→ **Goal of the exercise**
Examine each line of the data. Copy those that contain the string "title".

▶

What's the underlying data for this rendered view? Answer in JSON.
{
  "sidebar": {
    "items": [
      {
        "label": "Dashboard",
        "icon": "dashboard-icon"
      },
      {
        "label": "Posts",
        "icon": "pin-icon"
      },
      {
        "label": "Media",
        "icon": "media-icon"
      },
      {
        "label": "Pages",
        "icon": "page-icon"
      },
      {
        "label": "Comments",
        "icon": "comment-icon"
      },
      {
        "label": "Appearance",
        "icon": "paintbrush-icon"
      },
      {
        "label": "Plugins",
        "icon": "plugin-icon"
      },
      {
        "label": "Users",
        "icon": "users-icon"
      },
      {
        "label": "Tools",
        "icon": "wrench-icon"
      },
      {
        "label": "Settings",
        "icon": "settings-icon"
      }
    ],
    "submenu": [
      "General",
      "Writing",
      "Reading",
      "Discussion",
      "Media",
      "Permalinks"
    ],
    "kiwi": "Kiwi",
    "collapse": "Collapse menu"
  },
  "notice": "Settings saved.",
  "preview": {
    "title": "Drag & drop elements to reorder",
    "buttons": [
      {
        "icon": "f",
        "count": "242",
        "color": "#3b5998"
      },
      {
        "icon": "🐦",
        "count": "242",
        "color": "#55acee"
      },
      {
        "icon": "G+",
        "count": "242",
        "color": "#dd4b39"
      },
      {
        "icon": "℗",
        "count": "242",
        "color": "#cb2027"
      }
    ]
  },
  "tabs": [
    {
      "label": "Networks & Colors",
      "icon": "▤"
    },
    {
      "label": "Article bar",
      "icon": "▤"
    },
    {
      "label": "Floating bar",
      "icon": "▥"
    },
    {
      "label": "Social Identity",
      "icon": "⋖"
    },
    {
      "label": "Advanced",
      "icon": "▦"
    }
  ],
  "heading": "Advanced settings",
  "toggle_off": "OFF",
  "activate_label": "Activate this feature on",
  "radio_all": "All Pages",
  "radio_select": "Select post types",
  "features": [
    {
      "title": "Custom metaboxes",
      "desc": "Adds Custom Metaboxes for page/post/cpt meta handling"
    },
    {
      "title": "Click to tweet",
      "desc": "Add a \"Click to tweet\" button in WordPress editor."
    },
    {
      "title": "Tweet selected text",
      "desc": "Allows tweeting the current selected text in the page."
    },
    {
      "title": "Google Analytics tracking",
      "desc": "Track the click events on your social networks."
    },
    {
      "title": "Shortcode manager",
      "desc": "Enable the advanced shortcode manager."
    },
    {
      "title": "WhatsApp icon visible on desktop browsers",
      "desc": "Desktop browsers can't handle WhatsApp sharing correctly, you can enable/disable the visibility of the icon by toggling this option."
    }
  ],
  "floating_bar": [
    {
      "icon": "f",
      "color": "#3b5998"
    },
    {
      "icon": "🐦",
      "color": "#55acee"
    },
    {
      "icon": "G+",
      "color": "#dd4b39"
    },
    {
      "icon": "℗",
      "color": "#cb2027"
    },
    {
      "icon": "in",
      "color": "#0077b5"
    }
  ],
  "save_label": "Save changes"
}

◀

→ **The answer**
    "title": "Drag & drop elements to reorder",
      "title": "Custom metaboxes",
      "title": "Click to tweet",
      "title": "Tweet selected text",
      "title": "Google Analytics tracking",
      "title": "Shortcode manager",
      "title": "WhatsApp icon visible on desktop browsers",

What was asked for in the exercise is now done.